● Written exercise
Set down every entry word for word. Omit the pictures.
# START OF Record list
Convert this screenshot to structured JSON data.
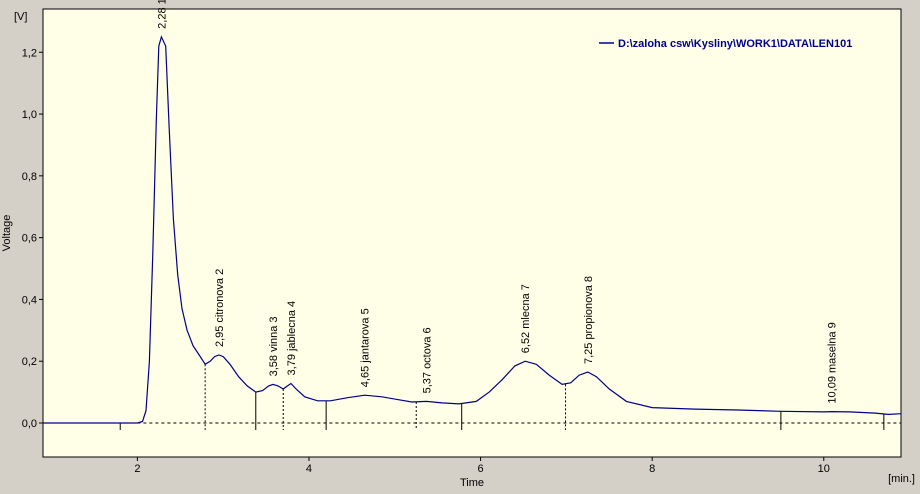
{
  "chart_data": {
    "type": "line",
    "title": "",
    "xlabel": "Time",
    "ylabel": "Voltage",
    "x_unit": "[min.]",
    "y_unit": "[V]",
    "xlim": [
      0.9,
      10.9
    ],
    "ylim": [
      -0.11,
      1.34
    ],
    "x_ticks": [
      2,
      4,
      6,
      8,
      10
    ],
    "y_ticks": [
      0.0,
      0.2,
      0.4,
      0.6,
      0.8,
      1.0,
      1.2
    ],
    "x_tick_labels": [
      "2",
      "4",
      "6",
      "8",
      "10"
    ],
    "y_tick_labels": [
      "0,0",
      "0,2",
      "0,4",
      "0,6",
      "0,8",
      "1,0",
      "1,2"
    ],
    "grid": false,
    "legend_position": "top-right",
    "colors": {
      "plot_background": "#ffffe8",
      "trace": "#00008b",
      "window": "#d4d0c8"
    },
    "series": [
      {
        "name": "D:\\zaloha csw\\Kysliny\\WORK1\\DATA\\LEN101",
        "x": [
          0.9,
          2.0,
          2.06,
          2.1,
          2.14,
          2.18,
          2.22,
          2.25,
          2.28,
          2.33,
          2.37,
          2.42,
          2.47,
          2.52,
          2.58,
          2.65,
          2.72,
          2.79,
          2.85,
          2.9,
          2.95,
          3.0,
          3.08,
          3.18,
          3.28,
          3.38,
          3.46,
          3.53,
          3.58,
          3.64,
          3.7,
          3.75,
          3.79,
          3.85,
          3.95,
          4.1,
          4.25,
          4.45,
          4.65,
          4.85,
          5.05,
          5.2,
          5.37,
          5.55,
          5.75,
          5.95,
          6.1,
          6.25,
          6.4,
          6.52,
          6.65,
          6.8,
          6.95,
          7.05,
          7.15,
          7.25,
          7.35,
          7.5,
          7.7,
          8.0,
          8.5,
          9.0,
          9.5,
          10.0,
          10.09,
          10.3,
          10.6,
          10.75,
          10.9
        ],
        "y": [
          0.0,
          0.0,
          0.005,
          0.04,
          0.2,
          0.55,
          0.98,
          1.22,
          1.25,
          1.22,
          0.96,
          0.66,
          0.48,
          0.37,
          0.3,
          0.25,
          0.22,
          0.19,
          0.2,
          0.215,
          0.22,
          0.215,
          0.19,
          0.15,
          0.12,
          0.1,
          0.105,
          0.12,
          0.125,
          0.12,
          0.11,
          0.12,
          0.128,
          0.11,
          0.085,
          0.072,
          0.072,
          0.082,
          0.09,
          0.085,
          0.075,
          0.068,
          0.07,
          0.065,
          0.062,
          0.07,
          0.1,
          0.14,
          0.185,
          0.2,
          0.19,
          0.155,
          0.125,
          0.13,
          0.155,
          0.165,
          0.15,
          0.11,
          0.07,
          0.05,
          0.045,
          0.042,
          0.038,
          0.036,
          0.037,
          0.036,
          0.032,
          0.028,
          0.03
        ]
      }
    ],
    "baseline": {
      "y": 0.0,
      "style": "dashed"
    },
    "peaks": [
      {
        "label": "2,28  1",
        "x": 2.28,
        "y": 1.25
      },
      {
        "label": "2,95 citronova  2",
        "x": 2.95,
        "y": 0.22
      },
      {
        "label": "3,58 vinna  3",
        "x": 3.58,
        "y": 0.125
      },
      {
        "label": "3,79 jablecna  4",
        "x": 3.79,
        "y": 0.128
      },
      {
        "label": "4,65 jantarova  5",
        "x": 4.65,
        "y": 0.09
      },
      {
        "label": "5,37 octova  6",
        "x": 5.37,
        "y": 0.07
      },
      {
        "label": "6,52 mlecna  7",
        "x": 6.52,
        "y": 0.2
      },
      {
        "label": "7,25 propionova  8",
        "x": 7.25,
        "y": 0.165
      },
      {
        "label": "10,09 maselna  9",
        "x": 10.09,
        "y": 0.037
      }
    ],
    "peak_boundaries": [
      {
        "x": 1.8,
        "y": 0.0,
        "style": "solid"
      },
      {
        "x": 2.79,
        "y": 0.19,
        "style": "dashed"
      },
      {
        "x": 3.38,
        "y": 0.1,
        "style": "solid"
      },
      {
        "x": 3.7,
        "y": 0.11,
        "style": "dashed"
      },
      {
        "x": 4.2,
        "y": 0.072,
        "style": "solid"
      },
      {
        "x": 5.25,
        "y": 0.068,
        "style": "dashed"
      },
      {
        "x": 5.78,
        "y": 0.062,
        "style": "solid"
      },
      {
        "x": 6.99,
        "y": 0.125,
        "style": "dashed"
      },
      {
        "x": 9.5,
        "y": 0.038,
        "style": "solid"
      },
      {
        "x": 10.7,
        "y": 0.03,
        "style": "solid"
      }
    ]
  }
}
# END OF Record list
● Response
Convert this screenshot to structured JSON data.
{
  "chart_data": {
    "type": "line",
    "title": "",
    "xlabel": "Time",
    "ylabel": "Voltage",
    "x_unit": "[min.]",
    "y_unit": "[V]",
    "xlim": [
      0.9,
      10.9
    ],
    "ylim": [
      -0.11,
      1.34
    ],
    "x_ticks": [
      2,
      4,
      6,
      8,
      10
    ],
    "y_ticks": [
      0.0,
      0.2,
      0.4,
      0.6,
      0.8,
      1.0,
      1.2
    ],
    "x_tick_labels": [
      "2",
      "4",
      "6",
      "8",
      "10"
    ],
    "y_tick_labels": [
      "0,0",
      "0,2",
      "0,4",
      "0,6",
      "0,8",
      "1,0",
      "1,2"
    ],
    "grid": false,
    "legend_position": "top-right",
    "colors": {
      "plot_background": "#ffffe8",
      "trace": "#00008b",
      "window": "#d4d0c8"
    },
    "series": [
      {
        "name": "D:\\zaloha csw\\Kysliny\\WORK1\\DATA\\LEN101",
        "x": [
          0.9,
          2.0,
          2.06,
          2.1,
          2.14,
          2.18,
          2.22,
          2.25,
          2.28,
          2.33,
          2.37,
          2.42,
          2.47,
          2.52,
          2.58,
          2.65,
          2.72,
          2.79,
          2.85,
          2.9,
          2.95,
          3.0,
          3.08,
          3.18,
          3.28,
          3.38,
          3.46,
          3.53,
          3.58,
          3.64,
          3.7,
          3.75,
          3.79,
          3.85,
          3.95,
          4.1,
          4.25,
          4.45,
          4.65,
          4.85,
          5.05,
          5.2,
          5.37,
          5.55,
          5.75,
          5.95,
          6.1,
          6.25,
          6.4,
          6.52,
          6.65,
          6.8,
          6.95,
          7.05,
          7.15,
          7.25,
          7.35,
          7.5,
          7.7,
          8.0,
          8.5,
          9.0,
          9.5,
          10.0,
          10.09,
          10.3,
          10.6,
          10.75,
          10.9
        ],
        "y": [
          0.0,
          0.0,
          0.005,
          0.04,
          0.2,
          0.55,
          0.98,
          1.22,
          1.25,
          1.22,
          0.96,
          0.66,
          0.48,
          0.37,
          0.3,
          0.25,
          0.22,
          0.19,
          0.2,
          0.215,
          0.22,
          0.215,
          0.19,
          0.15,
          0.12,
          0.1,
          0.105,
          0.12,
          0.125,
          0.12,
          0.11,
          0.12,
          0.128,
          0.11,
          0.085,
          0.072,
          0.072,
          0.082,
          0.09,
          0.085,
          0.075,
          0.068,
          0.07,
          0.065,
          0.062,
          0.07,
          0.1,
          0.14,
          0.185,
          0.2,
          0.19,
          0.155,
          0.125,
          0.13,
          0.155,
          0.165,
          0.15,
          0.11,
          0.07,
          0.05,
          0.045,
          0.042,
          0.038,
          0.036,
          0.037,
          0.036,
          0.032,
          0.028,
          0.03
        ]
      }
    ],
    "baseline": {
      "y": 0.0,
      "style": "dashed"
    },
    "peaks": [
      {
        "label": "2,28  1",
        "x": 2.28,
        "y": 1.25
      },
      {
        "label": "2,95 citronova  2",
        "x": 2.95,
        "y": 0.22
      },
      {
        "label": "3,58 vinna  3",
        "x": 3.58,
        "y": 0.125
      },
      {
        "label": "3,79 jablecna  4",
        "x": 3.79,
        "y": 0.128
      },
      {
        "label": "4,65 jantarova  5",
        "x": 4.65,
        "y": 0.09
      },
      {
        "label": "5,37 octova  6",
        "x": 5.37,
        "y": 0.07
      },
      {
        "label": "6,52 mlecna  7",
        "x": 6.52,
        "y": 0.2
      },
      {
        "label": "7,25 propionova  8",
        "x": 7.25,
        "y": 0.165
      },
      {
        "label": "10,09 maselna  9",
        "x": 10.09,
        "y": 0.037
      }
    ],
    "peak_boundaries": [
      {
        "x": 1.8,
        "y": 0.0,
        "style": "solid"
      },
      {
        "x": 2.79,
        "y": 0.19,
        "style": "dashed"
      },
      {
        "x": 3.38,
        "y": 0.1,
        "style": "solid"
      },
      {
        "x": 3.7,
        "y": 0.11,
        "style": "dashed"
      },
      {
        "x": 4.2,
        "y": 0.072,
        "style": "solid"
      },
      {
        "x": 5.25,
        "y": 0.068,
        "style": "dashed"
      },
      {
        "x": 5.78,
        "y": 0.062,
        "style": "solid"
      },
      {
        "x": 6.99,
        "y": 0.125,
        "style": "dashed"
      },
      {
        "x": 9.5,
        "y": 0.038,
        "style": "solid"
      },
      {
        "x": 10.7,
        "y": 0.03,
        "style": "solid"
      }
    ]
  }
}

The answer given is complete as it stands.